# Input records start
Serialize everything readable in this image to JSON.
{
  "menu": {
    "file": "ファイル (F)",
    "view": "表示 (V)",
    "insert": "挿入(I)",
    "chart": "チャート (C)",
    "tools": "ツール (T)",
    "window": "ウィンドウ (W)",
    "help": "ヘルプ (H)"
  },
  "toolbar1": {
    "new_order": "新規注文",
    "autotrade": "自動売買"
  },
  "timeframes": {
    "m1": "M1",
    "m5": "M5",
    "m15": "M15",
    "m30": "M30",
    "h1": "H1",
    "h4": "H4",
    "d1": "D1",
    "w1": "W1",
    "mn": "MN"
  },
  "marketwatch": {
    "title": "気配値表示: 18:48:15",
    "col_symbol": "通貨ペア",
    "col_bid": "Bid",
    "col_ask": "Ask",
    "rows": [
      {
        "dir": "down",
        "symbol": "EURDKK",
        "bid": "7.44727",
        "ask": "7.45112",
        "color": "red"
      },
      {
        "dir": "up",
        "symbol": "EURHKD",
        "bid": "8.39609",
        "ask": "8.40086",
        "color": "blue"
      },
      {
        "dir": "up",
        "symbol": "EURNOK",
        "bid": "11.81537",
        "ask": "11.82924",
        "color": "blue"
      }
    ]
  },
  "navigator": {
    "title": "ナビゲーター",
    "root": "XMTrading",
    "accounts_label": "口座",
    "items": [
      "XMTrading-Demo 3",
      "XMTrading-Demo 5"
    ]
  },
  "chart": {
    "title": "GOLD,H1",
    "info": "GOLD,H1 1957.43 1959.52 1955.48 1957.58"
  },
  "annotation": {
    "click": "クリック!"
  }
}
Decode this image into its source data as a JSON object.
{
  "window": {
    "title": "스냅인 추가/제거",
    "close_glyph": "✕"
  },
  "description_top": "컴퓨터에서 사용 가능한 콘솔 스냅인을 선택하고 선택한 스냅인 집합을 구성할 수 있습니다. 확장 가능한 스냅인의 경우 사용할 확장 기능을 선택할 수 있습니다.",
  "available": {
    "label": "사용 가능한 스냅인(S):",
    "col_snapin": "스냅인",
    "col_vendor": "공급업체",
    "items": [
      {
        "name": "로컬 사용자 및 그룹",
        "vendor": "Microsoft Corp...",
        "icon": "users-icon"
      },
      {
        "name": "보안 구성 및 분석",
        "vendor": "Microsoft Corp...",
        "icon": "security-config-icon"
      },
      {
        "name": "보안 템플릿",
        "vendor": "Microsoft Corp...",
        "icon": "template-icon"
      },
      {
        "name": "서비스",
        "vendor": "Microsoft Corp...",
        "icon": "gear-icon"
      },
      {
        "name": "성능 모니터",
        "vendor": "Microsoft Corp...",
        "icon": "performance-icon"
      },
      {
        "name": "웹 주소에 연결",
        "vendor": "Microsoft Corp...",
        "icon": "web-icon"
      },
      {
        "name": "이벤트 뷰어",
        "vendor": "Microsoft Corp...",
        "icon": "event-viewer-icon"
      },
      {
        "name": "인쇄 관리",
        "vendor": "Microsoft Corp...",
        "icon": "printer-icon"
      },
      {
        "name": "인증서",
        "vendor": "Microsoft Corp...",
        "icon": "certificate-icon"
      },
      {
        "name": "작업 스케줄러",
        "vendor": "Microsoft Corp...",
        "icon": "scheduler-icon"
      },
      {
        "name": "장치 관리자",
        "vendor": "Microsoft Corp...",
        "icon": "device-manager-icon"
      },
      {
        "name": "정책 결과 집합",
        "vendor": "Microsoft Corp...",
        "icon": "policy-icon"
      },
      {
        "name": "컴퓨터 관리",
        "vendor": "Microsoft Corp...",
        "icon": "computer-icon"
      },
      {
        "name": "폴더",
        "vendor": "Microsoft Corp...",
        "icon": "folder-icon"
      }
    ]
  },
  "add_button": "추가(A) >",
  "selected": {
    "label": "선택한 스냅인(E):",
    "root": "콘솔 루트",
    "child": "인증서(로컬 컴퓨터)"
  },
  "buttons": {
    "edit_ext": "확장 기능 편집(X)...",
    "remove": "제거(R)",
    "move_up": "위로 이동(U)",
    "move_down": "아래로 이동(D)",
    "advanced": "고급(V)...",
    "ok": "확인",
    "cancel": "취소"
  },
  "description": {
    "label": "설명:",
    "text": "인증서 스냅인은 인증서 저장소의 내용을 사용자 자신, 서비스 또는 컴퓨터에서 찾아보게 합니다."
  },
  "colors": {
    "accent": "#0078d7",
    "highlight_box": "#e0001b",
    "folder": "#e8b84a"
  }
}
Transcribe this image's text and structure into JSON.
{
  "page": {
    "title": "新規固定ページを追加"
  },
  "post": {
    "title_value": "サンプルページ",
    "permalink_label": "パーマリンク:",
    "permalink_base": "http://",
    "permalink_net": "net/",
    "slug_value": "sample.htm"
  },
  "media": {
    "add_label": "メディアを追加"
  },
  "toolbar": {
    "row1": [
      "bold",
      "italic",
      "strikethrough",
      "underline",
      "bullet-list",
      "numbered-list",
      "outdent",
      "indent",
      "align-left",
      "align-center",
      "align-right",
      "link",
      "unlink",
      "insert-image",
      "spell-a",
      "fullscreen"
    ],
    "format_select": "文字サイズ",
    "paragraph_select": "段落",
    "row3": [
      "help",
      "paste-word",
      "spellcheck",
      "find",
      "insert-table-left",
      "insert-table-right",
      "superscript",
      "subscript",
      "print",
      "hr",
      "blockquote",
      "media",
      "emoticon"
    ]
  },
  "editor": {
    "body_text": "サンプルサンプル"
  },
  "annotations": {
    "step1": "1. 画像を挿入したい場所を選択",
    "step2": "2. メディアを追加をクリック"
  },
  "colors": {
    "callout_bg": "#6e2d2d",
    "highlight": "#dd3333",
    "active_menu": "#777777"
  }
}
# Input records end
• _Exercise aim_: The whole listing above needs to be written out again exactly.

• _Response to this task_:
Serialize everything readable in this image to JSON.
{
  "menu": {
    "file": "ファイル (F)",
    "view": "表示 (V)",
    "insert": "挿入(I)",
    "chart": "チャート (C)",
    "tools": "ツール (T)",
    "window": "ウィンドウ (W)",
    "help": "ヘルプ (H)"
  },
  "toolbar1": {
    "new_order": "新規注文",
    "autotrade": "自動売買"
  },
  "timeframes": {
    "m1": "M1",
    "m5": "M5",
    "m15": "M15",
    "m30": "M30",
    "h1": "H1",
    "h4": "H4",
    "d1": "D1",
    "w1": "W1",
    "mn": "MN"
  },
  "marketwatch": {
    "title": "気配値表示: 18:48:15",
    "col_symbol": "通貨ペア",
    "col_bid": "Bid",
    "col_ask": "Ask",
    "rows": [
      {
        "dir": "down",
        "symbol": "EURDKK",
        "bid": "7.44727",
        "ask": "7.45112",
        "color": "red"
      },
      {
        "dir": "up",
        "symbol": "EURHKD",
        "bid": "8.39609",
        "ask": "8.40086",
        "color": "blue"
      },
      {
        "dir": "up",
        "symbol": "EURNOK",
        "bid": "11.81537",
        "ask": "11.82924",
        "color": "blue"
      }
    ]
  },
  "navigator": {
    "title": "ナビゲーター",
    "root": "XMTrading",
    "accounts_label": "口座",
    "items": [
      "XMTrading-Demo 3",
      "XMTrading-Demo 5"
    ]
  },
  "chart": {
    "title": "GOLD,H1",
    "info": "GOLD,H1 1957.43 1959.52 1955.48 1957.58"
  },
  "annotation": {
    "click": "クリック!"
  }
}
Decode this image into its source data as a JSON object.
{
  "window": {
    "title": "스냅인 추가/제거",
    "close_glyph": "✕"
  },
  "description_top": "컴퓨터에서 사용 가능한 콘솔 스냅인을 선택하고 선택한 스냅인 집합을 구성할 수 있습니다. 확장 가능한 스냅인의 경우 사용할 확장 기능을 선택할 수 있습니다.",
  "available": {
    "label": "사용 가능한 스냅인(S):",
    "col_snapin": "스냅인",
    "col_vendor": "공급업체",
    "items": [
      {
        "name": "로컬 사용자 및 그룹",
        "vendor": "Microsoft Corp...",
        "icon": "users-icon"
      },
      {
        "name": "보안 구성 및 분석",
        "vendor": "Microsoft Corp...",
        "icon": "security-config-icon"
      },
      {
        "name": "보안 템플릿",
        "vendor": "Microsoft Corp...",
        "icon": "template-icon"
      },
      {
        "name": "서비스",
        "vendor": "Microsoft Corp...",
        "icon": "gear-icon"
      },
      {
        "name": "성능 모니터",
        "vendor": "Microsoft Corp...",
        "icon": "performance-icon"
      },
      {
        "name": "웹 주소에 연결",
        "vendor": "Microsoft Corp...",
        "icon": "web-icon"
      },
      {
        "name": "이벤트 뷰어",
        "vendor": "Microsoft Corp...",
        "icon": "event-viewer-icon"
      },
      {
        "name": "인쇄 관리",
        "vendor": "Microsoft Corp...",
        "icon": "printer-icon"
      },
      {
        "name": "인증서",
        "vendor": "Microsoft Corp...",
        "icon": "certificate-icon"
      },
      {
        "name": "작업 스케줄러",
        "vendor": "Microsoft Corp...",
        "icon": "scheduler-icon"
      },
      {
        "name": "장치 관리자",
        "vendor": "Microsoft Corp...",
        "icon": "device-manager-icon"
      },
      {
        "name": "정책 결과 집합",
        "vendor": "Microsoft Corp...",
        "icon": "policy-icon"
      },
      {
        "name": "컴퓨터 관리",
        "vendor": "Microsoft Corp...",
        "icon": "computer-icon"
      },
      {
        "name": "폴더",
        "vendor": "Microsoft Corp...",
        "icon": "folder-icon"
      }
    ]
  },
  "add_button": "추가(A) >",
  "selected": {
    "label": "선택한 스냅인(E):",
    "root": "콘솔 루트",
    "child": "인증서(로컬 컴퓨터)"
  },
  "buttons": {
    "edit_ext": "확장 기능 편집(X)...",
    "remove": "제거(R)",
    "move_up": "위로 이동(U)",
    "move_down": "아래로 이동(D)",
    "advanced": "고급(V)...",
    "ok": "확인",
    "cancel": "취소"
  },
  "description": {
    "label": "설명:",
    "text": "인증서 스냅인은 인증서 저장소의 내용을 사용자 자신, 서비스 또는 컴퓨터에서 찾아보게 합니다."
  },
  "colors": {
    "accent": "#0078d7",
    "highlight_box": "#e0001b",
    "folder": "#e8b84a"
  }
}
Transcribe this image's text and structure into JSON.
{
  "page": {
    "title": "新規固定ページを追加"
  },
  "post": {
    "title_value": "サンプルページ",
    "permalink_label": "パーマリンク:",
    "permalink_base": "http://",
    "permalink_net": "net/",
    "slug_value": "sample.htm"
  },
  "media": {
    "add_label": "メディアを追加"
  },
  "toolbar": {
    "row1": [
      "bold",
      "italic",
      "strikethrough",
      "underline",
      "bullet-list",
      "numbered-list",
      "outdent",
      "indent",
      "align-left",
      "align-center",
      "align-right",
      "link",
      "unlink",
      "insert-image",
      "spell-a",
      "fullscreen"
    ],
    "format_select": "文字サイズ",
    "paragraph_select": "段落",
    "row3": [
      "help",
      "paste-word",
      "spellcheck",
      "find",
      "insert-table-left",
      "insert-table-right",
      "superscript",
      "subscript",
      "print",
      "hr",
      "blockquote",
      "media",
      "emoticon"
    ]
  },
  "editor": {
    "body_text": "サンプルサンプル"
  },
  "annotations": {
    "step1": "1. 画像を挿入したい場所を選択",
    "step2": "2. メディアを追加をクリック"
  },
  "colors": {
    "callout_bg": "#6e2d2d",
    "highlight": "#dd3333",
    "active_menu": "#777777"
  }
}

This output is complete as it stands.